Go through the data below and copy it exactly, skipping every picture.

◇ ◇ ◇ ◇

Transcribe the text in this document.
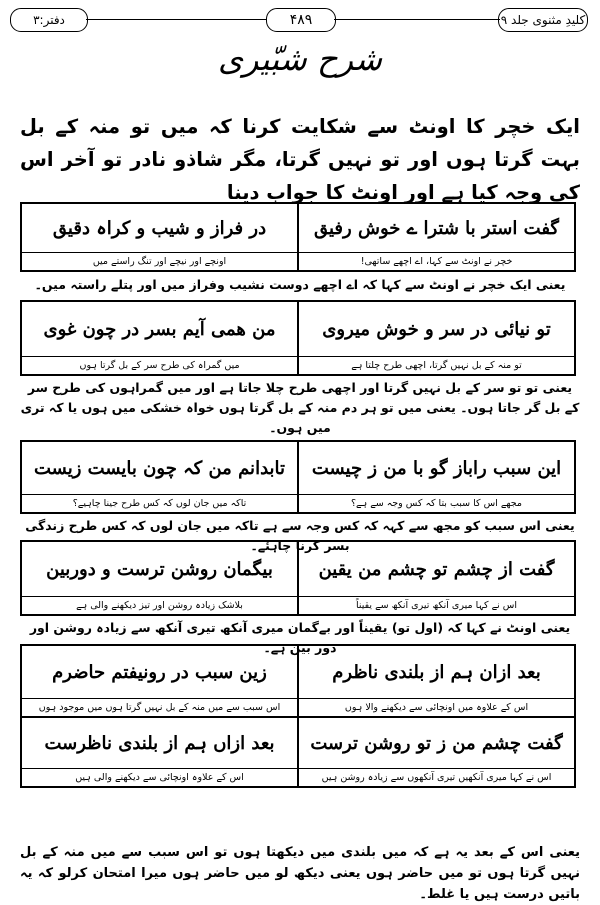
کلیدِ مثنوی جلد ۹
۴۸۹
دفتر:۳
شرح شبّیری
ایک خچر کا اونٹ سے شکایت کرنا کہ میں تو منہ کے بل بہت گرتا ہوں اور تو نہیں گرتا، مگر شاذو نادر تو آخر اس کی وجہ کیا ہے اور اونٹ کا جواب دینا
گفت استر با شترا ے خوش رفیق
خچر نے اونٹ سے کہا، اے اچھے ساتھی!
در فراز و شیب و کراہ دقیق
اونچے اور نیچے اور تنگ راستے میں
یعنی ایک خچر نے اونٹ سے کہا کہ اے اچھے دوست نشیب وفراز میں اور پتلے راستہ میں۔
تو نیائی در سر و خوش میروی
تو منہ کے بل نہیں گرتا، اچھی طرح چلتا ہے
من ھمی آیم بسر در چون غوی
میں گمراہ کی طرح سر کے بل گرتا ہوں
یعنی تو تو سر کے بل نہیں گرتا اور اچھی طرح چلا جاتا ہے اور میں گمراہوں کی طرح سر کے بل گر جاتا ہوں۔ یعنی میں تو ہر دم منہ کے بل گرتا ہوں خواہ خشکی میں ہوں یا کہ تری میں ہوں۔
این سبب راباز گو با من ز چیست
مجھے اس کا سبب بتا کہ کس وجہ سے ہے؟
تابدانم من کہ چون بایست زیست
تاکہ میں جان لوں کہ کس طرح جینا چاہیے؟
یعنی اس سبب کو مجھ سے کہہ کہ کس وجہ سے ہے تاکہ میں جان لوں کہ کس طرح زندگی بسر کرنا چاہئے۔
گفت از چشم تو چشم من یقین
اس نے کہا میری آنکھ تیری آنکھ سے یقیناً
بیگمان روشن ترست و دوربین
بلاشک زیادہ روشن اور تیز دیکھنے والی ہے
یعنی اونٹ نے کہا کہ (اول تو) یقیناً اور بےگمان میری آنکھ تیری آنکھ سے زیادہ روشن اور دور بین ہے۔
بعد ازان ہم از بلندی ناظرم
اس کے علاوہ میں اونچائی سے دیکھنے والا ہوں
زین سبب در رونیفتم حاضرم
اس سبب سے میں منہ کے بل نہیں گرتا ہوں میں موجود ہوں
گفت چشم من ز تو روشن ترست
اس نے کہا میری آنکھیں تیری آنکھوں سے زیادہ روشن ہیں
بعد ازاں ہم از بلندی ناظرست
اس کے علاوہ اونچائی سے دیکھنے والی ہیں
یعنی اس کے بعد یہ ہے کہ میں بلندی میں دیکھتا ہوں تو اس سبب سے میں منہ کے بل نہیں گرتا ہوں تو میں حاضر ہوں یعنی دیکھ لو میں حاضر ہوں میرا امتحان کرلو کہ یہ باتیں درست ہیں یا غلط۔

◇ ◇ ◇ ◇

* _RESPONSE BELOW_:
Transcribe the text in this document.
کلیدِ مثنوی جلد ۹
۴۸۹
دفتر:۳
شرح شبّیری
ایک خچر کا اونٹ سے شکایت کرنا کہ میں تو منہ کے بل بہت گرتا ہوں اور تو نہیں گرتا، مگر شاذو نادر تو آخر اس کی وجہ کیا ہے اور اونٹ کا جواب دینا
گفت استر با شترا ے خوش رفیق
خچر نے اونٹ سے کہا، اے اچھے ساتھی!
در فراز و شیب و کراہ دقیق
اونچے اور نیچے اور تنگ راستے میں
یعنی ایک خچر نے اونٹ سے کہا کہ اے اچھے دوست نشیب وفراز میں اور پتلے راستہ میں۔
تو نیائی در سر و خوش میروی
تو منہ کے بل نہیں گرتا، اچھی طرح چلتا ہے
من ھمی آیم بسر در چون غوی
میں گمراہ کی طرح سر کے بل گرتا ہوں
یعنی تو تو سر کے بل نہیں گرتا اور اچھی طرح چلا جاتا ہے اور میں گمراہوں کی طرح سر کے بل گر جاتا ہوں۔ یعنی میں تو ہر دم منہ کے بل گرتا ہوں خواہ خشکی میں ہوں یا کہ تری میں ہوں۔
این سبب راباز گو با من ز چیست
مجھے اس کا سبب بتا کہ کس وجہ سے ہے؟
تابدانم من کہ چون بایست زیست
تاکہ میں جان لوں کہ کس طرح جینا چاہیے؟
یعنی اس سبب کو مجھ سے کہہ کہ کس وجہ سے ہے تاکہ میں جان لوں کہ کس طرح زندگی بسر کرنا چاہئے۔
گفت از چشم تو چشم من یقین
اس نے کہا میری آنکھ تیری آنکھ سے یقیناً
بیگمان روشن ترست و دوربین
بلاشک زیادہ روشن اور تیز دیکھنے والی ہے
یعنی اونٹ نے کہا کہ (اول تو) یقیناً اور بےگمان میری آنکھ تیری آنکھ سے زیادہ روشن اور دور بین ہے۔
بعد ازان ہم از بلندی ناظرم
اس کے علاوہ میں اونچائی سے دیکھنے والا ہوں
زین سبب در رونیفتم حاضرم
اس سبب سے میں منہ کے بل نہیں گرتا ہوں میں موجود ہوں
گفت چشم من ز تو روشن ترست
اس نے کہا میری آنکھیں تیری آنکھوں سے زیادہ روشن ہیں
بعد ازاں ہم از بلندی ناظرست
اس کے علاوہ اونچائی سے دیکھنے والی ہیں
یعنی اس کے بعد یہ ہے کہ میں بلندی میں دیکھتا ہوں تو اس سبب سے میں منہ کے بل نہیں گرتا ہوں تو میں حاضر ہوں یعنی دیکھ لو میں حاضر ہوں میرا امتحان کرلو کہ یہ باتیں درست ہیں یا غلط۔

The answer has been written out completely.